Data items
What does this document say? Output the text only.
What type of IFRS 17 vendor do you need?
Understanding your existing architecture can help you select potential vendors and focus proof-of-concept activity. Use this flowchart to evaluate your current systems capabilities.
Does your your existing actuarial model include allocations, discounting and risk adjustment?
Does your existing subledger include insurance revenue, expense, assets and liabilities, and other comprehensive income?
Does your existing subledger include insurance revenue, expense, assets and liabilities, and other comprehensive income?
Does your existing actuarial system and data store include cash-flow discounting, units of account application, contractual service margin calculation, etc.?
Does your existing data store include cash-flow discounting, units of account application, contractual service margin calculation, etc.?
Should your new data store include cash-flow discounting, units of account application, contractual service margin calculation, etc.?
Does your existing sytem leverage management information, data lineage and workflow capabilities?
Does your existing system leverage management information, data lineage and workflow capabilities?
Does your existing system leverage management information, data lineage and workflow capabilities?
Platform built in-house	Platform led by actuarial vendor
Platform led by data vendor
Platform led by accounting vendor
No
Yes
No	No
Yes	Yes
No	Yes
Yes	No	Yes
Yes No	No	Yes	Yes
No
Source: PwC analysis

...

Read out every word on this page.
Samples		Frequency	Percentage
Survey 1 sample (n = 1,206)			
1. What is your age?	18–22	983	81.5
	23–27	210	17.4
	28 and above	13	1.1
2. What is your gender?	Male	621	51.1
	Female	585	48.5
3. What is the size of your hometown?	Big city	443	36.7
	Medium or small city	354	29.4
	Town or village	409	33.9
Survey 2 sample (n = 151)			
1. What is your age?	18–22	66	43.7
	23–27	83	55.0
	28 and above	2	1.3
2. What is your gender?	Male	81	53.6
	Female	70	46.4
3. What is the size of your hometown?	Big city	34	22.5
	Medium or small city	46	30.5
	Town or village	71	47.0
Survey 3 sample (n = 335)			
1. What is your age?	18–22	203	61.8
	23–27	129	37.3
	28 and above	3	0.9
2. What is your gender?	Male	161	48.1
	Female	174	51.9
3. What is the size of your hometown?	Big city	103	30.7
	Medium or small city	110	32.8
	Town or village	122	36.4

Task prompt. Above is a listing; report how many of its lines include the word "gender", giving the number only.

In response. 3